_SOURCE RECORDS_:
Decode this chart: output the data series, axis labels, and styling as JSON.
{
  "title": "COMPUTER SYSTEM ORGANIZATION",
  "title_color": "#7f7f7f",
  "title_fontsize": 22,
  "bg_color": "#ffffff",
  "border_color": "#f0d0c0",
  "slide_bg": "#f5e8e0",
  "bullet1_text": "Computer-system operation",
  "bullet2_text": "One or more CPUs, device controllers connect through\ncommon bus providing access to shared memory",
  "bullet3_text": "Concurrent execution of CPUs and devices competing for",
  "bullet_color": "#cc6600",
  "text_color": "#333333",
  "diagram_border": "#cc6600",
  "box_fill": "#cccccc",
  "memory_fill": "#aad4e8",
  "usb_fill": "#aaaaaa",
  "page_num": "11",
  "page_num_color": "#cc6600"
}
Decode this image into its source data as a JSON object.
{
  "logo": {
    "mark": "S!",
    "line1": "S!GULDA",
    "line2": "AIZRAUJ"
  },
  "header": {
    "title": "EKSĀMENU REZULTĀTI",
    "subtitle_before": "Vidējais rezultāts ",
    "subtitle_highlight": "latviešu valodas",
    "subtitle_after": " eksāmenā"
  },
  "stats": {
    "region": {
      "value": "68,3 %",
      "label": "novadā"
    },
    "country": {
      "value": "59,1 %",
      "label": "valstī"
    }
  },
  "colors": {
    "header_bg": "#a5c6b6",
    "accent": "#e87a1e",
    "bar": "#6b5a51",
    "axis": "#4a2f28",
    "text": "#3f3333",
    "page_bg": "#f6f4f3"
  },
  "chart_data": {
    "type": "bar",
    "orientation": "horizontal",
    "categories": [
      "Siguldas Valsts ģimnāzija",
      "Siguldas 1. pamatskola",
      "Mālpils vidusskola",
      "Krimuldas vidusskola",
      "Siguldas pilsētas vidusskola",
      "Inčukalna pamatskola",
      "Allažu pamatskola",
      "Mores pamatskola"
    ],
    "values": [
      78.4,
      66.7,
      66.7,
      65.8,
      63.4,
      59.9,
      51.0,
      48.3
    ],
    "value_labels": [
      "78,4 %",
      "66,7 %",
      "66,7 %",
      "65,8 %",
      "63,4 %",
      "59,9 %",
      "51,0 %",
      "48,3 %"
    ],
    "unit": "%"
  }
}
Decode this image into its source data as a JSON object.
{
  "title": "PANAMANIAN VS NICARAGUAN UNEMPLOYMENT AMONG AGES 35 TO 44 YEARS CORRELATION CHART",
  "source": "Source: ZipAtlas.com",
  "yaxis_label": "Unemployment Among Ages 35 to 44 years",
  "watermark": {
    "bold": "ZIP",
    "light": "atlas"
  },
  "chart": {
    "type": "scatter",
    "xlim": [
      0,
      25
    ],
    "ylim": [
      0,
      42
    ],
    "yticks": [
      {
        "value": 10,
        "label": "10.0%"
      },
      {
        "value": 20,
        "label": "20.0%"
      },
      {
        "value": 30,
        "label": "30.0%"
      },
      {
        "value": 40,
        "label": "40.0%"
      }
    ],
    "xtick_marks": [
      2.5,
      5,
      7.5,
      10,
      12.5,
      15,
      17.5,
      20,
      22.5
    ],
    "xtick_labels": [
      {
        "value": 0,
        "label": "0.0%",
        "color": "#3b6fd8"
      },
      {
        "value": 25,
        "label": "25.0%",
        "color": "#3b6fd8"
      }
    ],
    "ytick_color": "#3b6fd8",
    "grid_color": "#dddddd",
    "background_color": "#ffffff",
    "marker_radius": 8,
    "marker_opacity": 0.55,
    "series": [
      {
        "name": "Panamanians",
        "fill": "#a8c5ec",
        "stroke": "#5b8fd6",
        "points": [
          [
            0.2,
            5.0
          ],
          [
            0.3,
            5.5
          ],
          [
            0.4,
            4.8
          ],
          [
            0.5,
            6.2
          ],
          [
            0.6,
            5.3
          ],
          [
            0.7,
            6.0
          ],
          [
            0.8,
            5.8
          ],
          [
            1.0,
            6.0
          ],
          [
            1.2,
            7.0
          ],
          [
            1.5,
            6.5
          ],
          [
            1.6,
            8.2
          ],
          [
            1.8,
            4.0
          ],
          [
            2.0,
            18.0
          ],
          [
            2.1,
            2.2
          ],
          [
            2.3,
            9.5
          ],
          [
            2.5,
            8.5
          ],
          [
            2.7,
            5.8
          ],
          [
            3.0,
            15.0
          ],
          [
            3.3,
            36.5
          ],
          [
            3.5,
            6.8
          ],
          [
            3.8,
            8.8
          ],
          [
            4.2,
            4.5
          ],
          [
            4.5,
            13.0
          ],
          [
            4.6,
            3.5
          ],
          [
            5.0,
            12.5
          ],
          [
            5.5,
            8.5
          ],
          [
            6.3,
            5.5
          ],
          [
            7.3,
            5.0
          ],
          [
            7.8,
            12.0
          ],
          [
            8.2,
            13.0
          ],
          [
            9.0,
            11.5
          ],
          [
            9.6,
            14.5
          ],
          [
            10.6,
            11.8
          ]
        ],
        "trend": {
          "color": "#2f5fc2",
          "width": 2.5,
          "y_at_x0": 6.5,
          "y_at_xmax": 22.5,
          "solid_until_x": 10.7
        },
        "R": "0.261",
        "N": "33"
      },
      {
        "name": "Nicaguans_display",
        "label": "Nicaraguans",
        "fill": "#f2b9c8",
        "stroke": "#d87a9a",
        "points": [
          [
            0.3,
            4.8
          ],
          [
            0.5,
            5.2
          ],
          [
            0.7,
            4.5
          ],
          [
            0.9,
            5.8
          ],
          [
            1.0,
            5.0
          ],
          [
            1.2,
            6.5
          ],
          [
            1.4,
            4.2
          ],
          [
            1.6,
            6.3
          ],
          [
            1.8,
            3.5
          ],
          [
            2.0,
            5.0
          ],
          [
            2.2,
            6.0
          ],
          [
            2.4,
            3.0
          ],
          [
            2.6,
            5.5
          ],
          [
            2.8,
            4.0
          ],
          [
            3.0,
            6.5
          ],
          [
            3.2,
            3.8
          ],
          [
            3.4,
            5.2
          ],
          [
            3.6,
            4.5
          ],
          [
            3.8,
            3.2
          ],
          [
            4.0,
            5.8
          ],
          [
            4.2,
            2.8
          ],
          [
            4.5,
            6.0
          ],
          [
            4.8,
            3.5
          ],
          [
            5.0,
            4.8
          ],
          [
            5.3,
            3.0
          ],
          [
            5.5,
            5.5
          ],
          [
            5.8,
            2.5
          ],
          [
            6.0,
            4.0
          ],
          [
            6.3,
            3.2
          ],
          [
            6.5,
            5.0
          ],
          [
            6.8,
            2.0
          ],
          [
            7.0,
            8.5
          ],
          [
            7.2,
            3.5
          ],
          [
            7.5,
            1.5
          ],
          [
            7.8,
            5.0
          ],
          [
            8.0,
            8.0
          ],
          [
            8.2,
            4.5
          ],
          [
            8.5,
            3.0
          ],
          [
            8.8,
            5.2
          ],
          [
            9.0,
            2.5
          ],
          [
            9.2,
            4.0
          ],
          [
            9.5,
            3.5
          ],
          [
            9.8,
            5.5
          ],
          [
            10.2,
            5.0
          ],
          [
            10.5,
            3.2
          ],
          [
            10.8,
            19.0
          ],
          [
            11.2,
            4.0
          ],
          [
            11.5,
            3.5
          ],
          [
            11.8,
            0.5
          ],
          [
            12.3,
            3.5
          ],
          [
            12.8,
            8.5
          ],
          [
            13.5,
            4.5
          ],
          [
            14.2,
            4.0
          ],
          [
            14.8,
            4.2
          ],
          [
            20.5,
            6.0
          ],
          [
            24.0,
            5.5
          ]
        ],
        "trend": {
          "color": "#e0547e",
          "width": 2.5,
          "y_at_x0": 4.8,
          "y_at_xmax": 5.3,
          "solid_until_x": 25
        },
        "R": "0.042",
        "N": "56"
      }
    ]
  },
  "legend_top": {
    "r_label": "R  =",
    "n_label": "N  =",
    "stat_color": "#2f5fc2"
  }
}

_PROBLEM_:
In the records above, locate every line with the string "vidusskola" and copy it.

_SOLVED EXERCISE_:
      "Mālpils vidusskola",
      "Krimuldas vidusskola",
      "Siguldas pilsētas vidusskola",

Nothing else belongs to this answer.